DIRECTIONS:
Give the listing again character for character, but drop the images.

>> begin DATA EXCERPTS

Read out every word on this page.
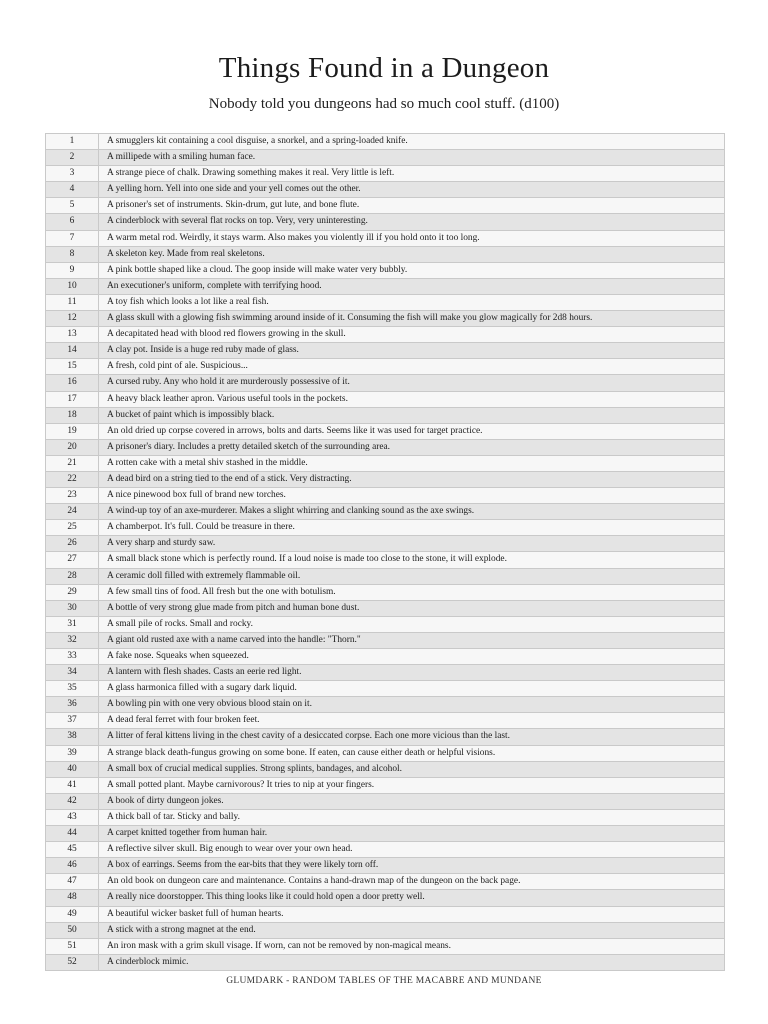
Things Found in a Dungeon

Nobody told you dungeons had so much cool stuff. (d100)

1	A smugglers kit containing a cool disguise, a snorkel, and a spring-loaded knife.
2	A millipede with a smiling human face.
3	A strange piece of chalk. Drawing something makes it real. Very little is left.
4	A yelling horn. Yell into one side and your yell comes out the other.
5	A prisoner's set of instruments. Skin-drum, gut lute, and bone flute.
6	A cinderblock with several flat rocks on top. Very, very uninteresting.
7	A warm metal rod. Weirdly, it stays warm. Also makes you violently ill if you hold onto it too long.
8	A skeleton key. Made from real skeletons.
9	A pink bottle shaped like a cloud. The goop inside will make water very bubbly.
10	An executioner's uniform, complete with terrifying hood.
11	A toy fish which looks a lot like a real fish.
12	A glass skull with a glowing fish swimming around inside of it. Consuming the fish will make you glow magically for 2d8 hours.
13	A decapitated head with blood red flowers growing in the skull.
14	A clay pot. Inside is a huge red ruby made of glass.
15	A fresh, cold pint of ale. Suspicious...
16	A cursed ruby. Any who hold it are murderously possessive of it.
17	A heavy black leather apron. Various useful tools in the pockets.
18	A bucket of paint which is impossibly black.
19	An old dried up corpse covered in arrows, bolts and darts. Seems like it was used for target practice.
20	A prisoner's diary. Includes a pretty detailed sketch of the surrounding area.
21	A rotten cake with a metal shiv stashed in the middle.
22	A dead bird on a string tied to the end of a stick. Very distracting.
23	A nice pinewood box full of brand new torches.
24	A wind-up toy of an axe-murderer. Makes a slight whirring and clanking sound as the axe swings.
25	A chamberpot. It's full. Could be treasure in there.
26	A very sharp and sturdy saw.
27	A small black stone which is perfectly round. If a loud noise is made too close to the stone, it will explode.
28	A ceramic doll filled with extremely flammable oil.
29	A few small tins of food. All fresh but the one with botulism.
30	A bottle of very strong glue made from pitch and human bone dust.
31	A small pile of rocks. Small and rocky.
32	A giant old rusted axe with a name carved into the handle: "Thorn."
33	A fake nose. Squeaks when squeezed.
34	A lantern with flesh shades. Casts an eerie red light.
35	A glass harmonica filled with a sugary dark liquid.
36	A bowling pin with one very obvious blood stain on it.
37	A dead feral ferret with four broken feet.
38	A litter of feral kittens living in the chest cavity of a desiccated corpse. Each one more vicious than the last.
39	A strange black death-fungus growing on some bone. If eaten, can cause either death or helpful visions.
40	A small box of crucial medical supplies. Strong splints, bandages, and alcohol.
41	A small potted plant. Maybe carnivorous? It tries to nip at your fingers.
42	A book of dirty dungeon jokes.
43	A thick ball of tar. Sticky and bally.
44	A carpet knitted together from human hair.
45	A reflective silver skull. Big enough to wear over your own head.
46	A box of earrings. Seems from the ear-bits that they were likely torn off.
47	An old book on dungeon care and maintenance. Contains a hand-drawn map of the dungeon on the back page.
48	A really nice doorstopper. This thing looks like it could hold open a door pretty well.
49	A beautiful wicker basket full of human hearts.
50	A stick with a strong magnet at the end.
51	An iron mask with a grim skull visage. If worn, can not be removed by non-magical means.
52	A cinderblock mimic.
GLUMDARK - RANDOM TABLES OF THE MACABRE AND MUNDANE
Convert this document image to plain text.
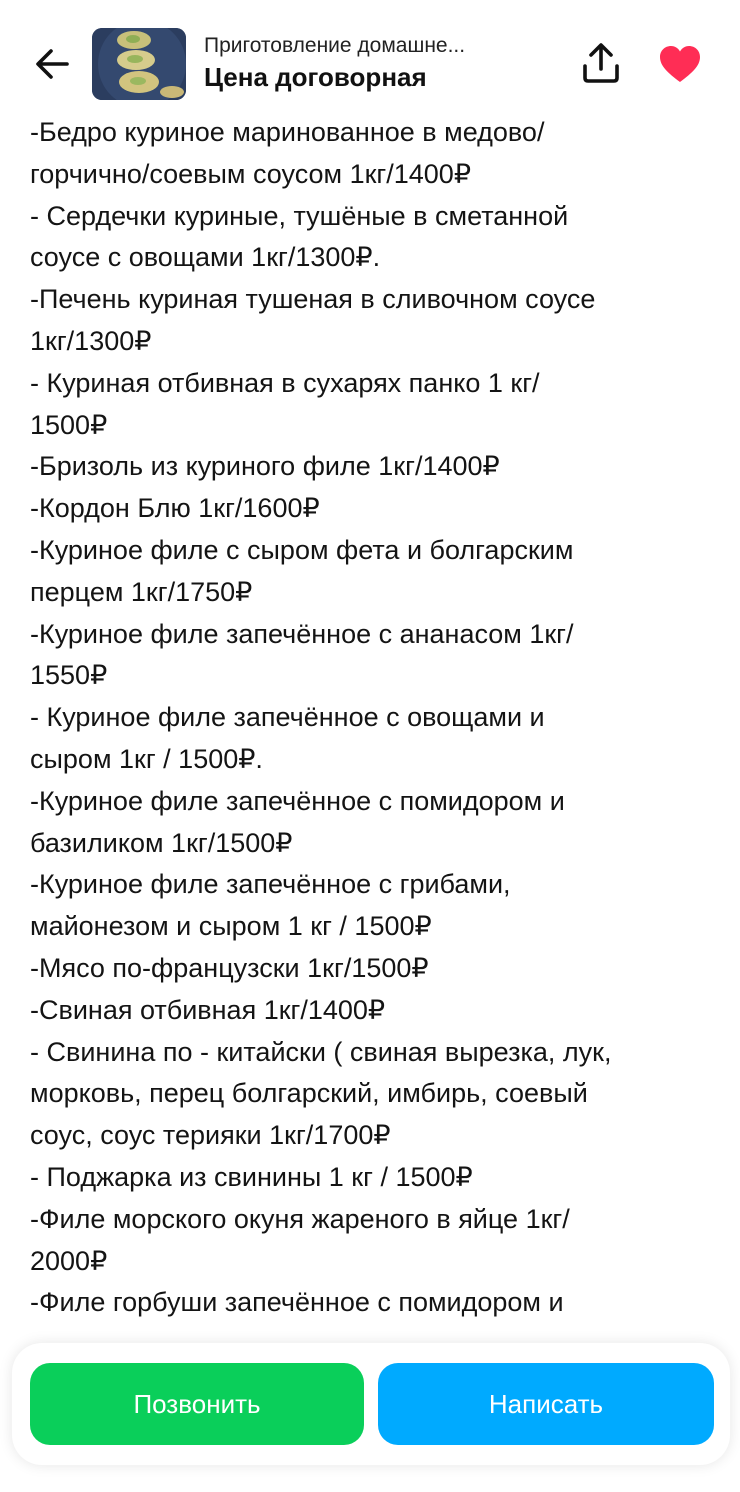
Приготовление домашне...
Цена договорная
-Бедро куриное маринованное в медово/
горчично/соевым соусом 1кг/1400₽
- Сердечки куриные, тушёные в сметанной
соусе с овощами 1кг/1300₽.
-Печень куриная тушеная в сливочном соусе
1кг/1300₽
- Куриная отбивная в сухарях панко 1 кг/
1500₽
-Бризоль из куриного филе 1кг/1400₽
-Кордон Блю 1кг/1600₽
-Куриное филе с сыром фета и болгарским
перцем 1кг/1750₽
-Куриное филе запечённое с ананасом 1кг/
1550₽
- Куриное филе запечённое с овощами и
сыром 1кг / 1500₽.
-Куриное филе запечённое с помидором и
базиликом 1кг/1500₽
-Куриное филе запечённое с грибами,
майонезом и сыром 1 кг / 1500₽
-Мясо по-французски 1кг/1500₽
-Свиная отбивная 1кг/1400₽
- Свинина по - китайски ( свиная вырезка, лук,
морковь, перец болгарский, имбирь, соевый
соус, соус терияки 1кг/1700₽
- Поджарка из свинины 1 кг / 1500₽
-Филе морского окуня жареного в яйце 1кг/
2000₽
-Филе горбуши запечённое с помидором и
Позвонить	Написать
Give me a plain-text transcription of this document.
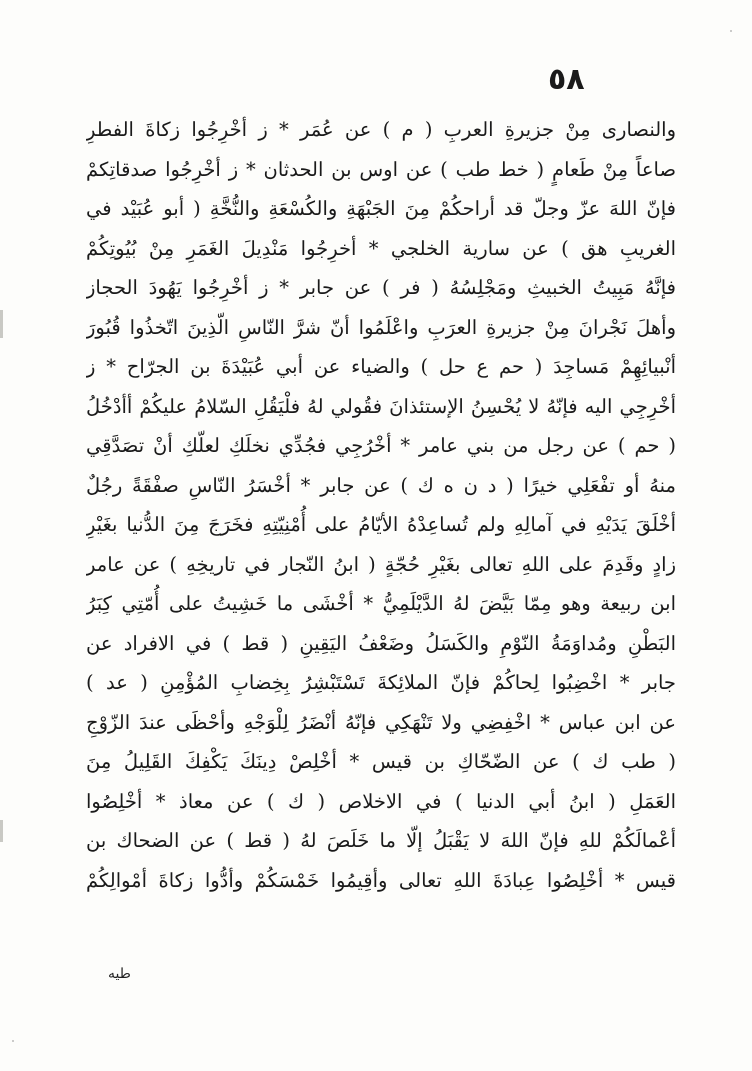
٥٨
والنصارى مِنْ جزيرةِ العربِ ( م ) عن عُمَر * ز أخْرِجُوا زكاةَ الفطرِ
صاعاً مِنْ طَعامٍ ( خط طب ) عن اوس بن الحدثان * ز أخْرِجُوا صدقاتِكمْ
فإنّ اللهَ عزّ وجلّ قد أراحكُمْ مِنَ الجَبْهَةِ والكُسْعَةِ والنُّخَّةِ ( أبو عُبَيْد في
الغريبِ هق ) عن سارية الخلجي * أخرِجُوا مَنْدِيلَ الغَمَرِ مِنْ بُيُوتِكُمْ
فإنَّهُ مَبِيتُ الخبيثِ ومَجْلِسُهُ ( فر ) عن جابر * ز أخْرِجُوا يَهُودَ الحجاز
وأهلَ نَجْرانَ مِنْ جزيرةِ العرَبِ واعْلَمُوا أنّ شرَّ النّاسِ الّذِينَ اتّخذُوا قُبُورَ
أنْبيائِهِمْ مَساجِدَ ( حم ع حل ) والضياء عن أبي عُبَيْدَةَ بن الجرّاح * ز
أخْرِجِي اليه فإنّهُ لا يُحْسِنُ الإستئذانَ فقُولي لهُ فلْيَقُلِ السّلامُ عليكُمْ أأدْخُلُ
( حم ) عن رجل من بني عامر * أخْرُجِي فجُدِّي نخلَكِ لعلّكِ أنْ تصَدَّقِي
منهُ أو تفْعَلِي خيرًا ( د ن ه ك ) عن جابر * أخْسَرُ النّاسِ صفْقَةً رجُلٌ
أخْلَقَ يَدَيْهِ في آمالِهِ ولم تُساعِدْهُ الأيّامُ على أُمْنِيّتِهِ فخَرَجَ مِنَ الدُّنيا بغَيْرِ
زادٍ وقَدِمَ على اللهِ تعالى بغَيْرِ حُجّةٍ ( ابنُ النّجار في تاريخِهِ ) عن عامر
ابن ربيعة وهو مِمّا بَيَّضَ لهُ الدَّيْلَمِيُّ * أخْشَى ما خَشِيتُ على أُمّتِي كِبَرُ
البَطْنِ ومُداوَمَةُ النّوْمِ والكَسَلُ وضَعْفُ اليَقِينِ ( قط ) في الافراد عن
جابر * اخْضِبُوا لِحاكُمْ فإنّ الملائِكةَ تَسْتَبْشِرُ بِخِضابِ المُؤْمِنِ ( عد )
عن ابن عباس * اخْفِضِي ولا تَنْهَكِي فإنّهُ أنْضَرُ لِلْوَجْهِ وأحْظَى عندَ الزّوْجِ
( طب ك ) عن الضّحّاكِ بن قيس * أخْلِصْ دِينَكَ يَكْفِكَ القَلِيلُ مِنَ
العَمَلِ ( ابنُ أبي الدنيا ) في الاخلاص ( ك ) عن معاذ * أخْلِصُوا
أعْمالَكُمْ للهِ فإنّ اللهَ لا يَقْبَلُ إلّا ما خَلَصَ لهُ ( قط ) عن الضحاك بن
قيس * أخْلِصُوا عِبادَةَ اللهِ تعالى وأقِيمُوا خَمْسَكُمْ وأدُّوا زكاةَ أمْوالِكُمْ
طيه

>> end DATA EXCERPTS

TASK SOLUTION:
Read out every word on this page.
Things Found in a Dungeon

Nobody told you dungeons had so much cool stuff. (d100)

1	A smugglers kit containing a cool disguise, a snorkel, and a spring-loaded knife.
2	A millipede with a smiling human face.
3	A strange piece of chalk. Drawing something makes it real. Very little is left.
4	A yelling horn. Yell into one side and your yell comes out the other.
5	A prisoner's set of instruments. Skin-drum, gut lute, and bone flute.
6	A cinderblock with several flat rocks on top. Very, very uninteresting.
7	A warm metal rod. Weirdly, it stays warm. Also makes you violently ill if you hold onto it too long.
8	A skeleton key. Made from real skeletons.
9	A pink bottle shaped like a cloud. The goop inside will make water very bubbly.
10	An executioner's uniform, complete with terrifying hood.
11	A toy fish which looks a lot like a real fish.
12	A glass skull with a glowing fish swimming around inside of it. Consuming the fish will make you glow magically for 2d8 hours.
13	A decapitated head with blood red flowers growing in the skull.
14	A clay pot. Inside is a huge red ruby made of glass.
15	A fresh, cold pint of ale. Suspicious...
16	A cursed ruby. Any who hold it are murderously possessive of it.
17	A heavy black leather apron. Various useful tools in the pockets.
18	A bucket of paint which is impossibly black.
19	An old dried up corpse covered in arrows, bolts and darts. Seems like it was used for target practice.
20	A prisoner's diary. Includes a pretty detailed sketch of the surrounding area.
21	A rotten cake with a metal shiv stashed in the middle.
22	A dead bird on a string tied to the end of a stick. Very distracting.
23	A nice pinewood box full of brand new torches.
24	A wind-up toy of an axe-murderer. Makes a slight whirring and clanking sound as the axe swings.
25	A chamberpot. It's full. Could be treasure in there.
26	A very sharp and sturdy saw.
27	A small black stone which is perfectly round. If a loud noise is made too close to the stone, it will explode.
28	A ceramic doll filled with extremely flammable oil.
29	A few small tins of food. All fresh but the one with botulism.
30	A bottle of very strong glue made from pitch and human bone dust.
31	A small pile of rocks. Small and rocky.
32	A giant old rusted axe with a name carved into the handle: "Thorn."
33	A fake nose. Squeaks when squeezed.
34	A lantern with flesh shades. Casts an eerie red light.
35	A glass harmonica filled with a sugary dark liquid.
36	A bowling pin with one very obvious blood stain on it.
37	A dead feral ferret with four broken feet.
38	A litter of feral kittens living in the chest cavity of a desiccated corpse. Each one more vicious than the last.
39	A strange black death-fungus growing on some bone. If eaten, can cause either death or helpful visions.
40	A small box of crucial medical supplies. Strong splints, bandages, and alcohol.
41	A small potted plant. Maybe carnivorous? It tries to nip at your fingers.
42	A book of dirty dungeon jokes.
43	A thick ball of tar. Sticky and bally.
44	A carpet knitted together from human hair.
45	A reflective silver skull. Big enough to wear over your own head.
46	A box of earrings. Seems from the ear-bits that they were likely torn off.
47	An old book on dungeon care and maintenance. Contains a hand-drawn map of the dungeon on the back page.
48	A really nice doorstopper. This thing looks like it could hold open a door pretty well.
49	A beautiful wicker basket full of human hearts.
50	A stick with a strong magnet at the end.
51	An iron mask with a grim skull visage. If worn, can not be removed by non-magical means.
52	A cinderblock mimic.
GLUMDARK - RANDOM TABLES OF THE MACABRE AND MUNDANE
Convert this document image to plain text.
Приготовление домашне...
Цена договорная
-Бедро куриное маринованное в медово/
горчично/соевым соусом 1кг/1400₽
- Сердечки куриные, тушёные в сметанной
соусе с овощами 1кг/1300₽.
-Печень куриная тушеная в сливочном соусе
1кг/1300₽
- Куриная отбивная в сухарях панко 1 кг/
1500₽
-Бризоль из куриного филе 1кг/1400₽
-Кордон Блю 1кг/1600₽
-Куриное филе с сыром фета и болгарским
перцем 1кг/1750₽
-Куриное филе запечённое с ананасом 1кг/
1550₽
- Куриное филе запечённое с овощами и
сыром 1кг / 1500₽.
-Куриное филе запечённое с помидором и
базиликом 1кг/1500₽
-Куриное филе запечённое с грибами,
майонезом и сыром 1 кг / 1500₽
-Мясо по-французски 1кг/1500₽
-Свиная отбивная 1кг/1400₽
- Свинина по - китайски ( свиная вырезка, лук,
морковь, перец болгарский, имбирь, соевый
соус, соус терияки 1кг/1700₽
- Поджарка из свинины 1 кг / 1500₽
-Филе морского окуня жареного в яйце 1кг/
2000₽
-Филе горбуши запечённое с помидором и
Позвонить	Написать
Give me a plain-text transcription of this document.
٥٨
والنصارى مِنْ جزيرةِ العربِ ( م ) عن عُمَر * ز أخْرِجُوا زكاةَ الفطرِ
صاعاً مِنْ طَعامٍ ( خط طب ) عن اوس بن الحدثان * ز أخْرِجُوا صدقاتِكمْ
فإنّ اللهَ عزّ وجلّ قد أراحكُمْ مِنَ الجَبْهَةِ والكُسْعَةِ والنُّخَّةِ ( أبو عُبَيْد في
الغريبِ هق ) عن سارية الخلجي * أخرِجُوا مَنْدِيلَ الغَمَرِ مِنْ بُيُوتِكُمْ
فإنَّهُ مَبِيتُ الخبيثِ ومَجْلِسُهُ ( فر ) عن جابر * ز أخْرِجُوا يَهُودَ الحجاز
وأهلَ نَجْرانَ مِنْ جزيرةِ العرَبِ واعْلَمُوا أنّ شرَّ النّاسِ الّذِينَ اتّخذُوا قُبُورَ
أنْبيائِهِمْ مَساجِدَ ( حم ع حل ) والضياء عن أبي عُبَيْدَةَ بن الجرّاح * ز
أخْرِجِي اليه فإنّهُ لا يُحْسِنُ الإستئذانَ فقُولي لهُ فلْيَقُلِ السّلامُ عليكُمْ أأدْخُلُ
( حم ) عن رجل من بني عامر * أخْرُجِي فجُدِّي نخلَكِ لعلّكِ أنْ تصَدَّقِي
منهُ أو تفْعَلِي خيرًا ( د ن ه ك ) عن جابر * أخْسَرُ النّاسِ صفْقَةً رجُلٌ
أخْلَقَ يَدَيْهِ في آمالِهِ ولم تُساعِدْهُ الأيّامُ على أُمْنِيّتِهِ فخَرَجَ مِنَ الدُّنيا بغَيْرِ
زادٍ وقَدِمَ على اللهِ تعالى بغَيْرِ حُجّةٍ ( ابنُ النّجار في تاريخِهِ ) عن عامر
ابن ربيعة وهو مِمّا بَيَّضَ لهُ الدَّيْلَمِيُّ * أخْشَى ما خَشِيتُ على أُمّتِي كِبَرُ
البَطْنِ ومُداوَمَةُ النّوْمِ والكَسَلُ وضَعْفُ اليَقِينِ ( قط ) في الافراد عن
جابر * اخْضِبُوا لِحاكُمْ فإنّ الملائِكةَ تَسْتَبْشِرُ بِخِضابِ المُؤْمِنِ ( عد )
عن ابن عباس * اخْفِضِي ولا تَنْهَكِي فإنّهُ أنْضَرُ لِلْوَجْهِ وأحْظَى عندَ الزّوْجِ
( طب ك ) عن الضّحّاكِ بن قيس * أخْلِصْ دِينَكَ يَكْفِكَ القَلِيلُ مِنَ
العَمَلِ ( ابنُ أبي الدنيا ) في الاخلاص ( ك ) عن معاذ * أخْلِصُوا
أعْمالَكُمْ للهِ فإنّ اللهَ لا يَقْبَلُ إلّا ما خَلَصَ لهُ ( قط ) عن الضحاك بن
قيس * أخْلِصُوا عِبادَةَ اللهِ تعالى وأقِيمُوا خَمْسَكُمْ وأدُّوا زكاةَ أمْوالِكُمْ
طيه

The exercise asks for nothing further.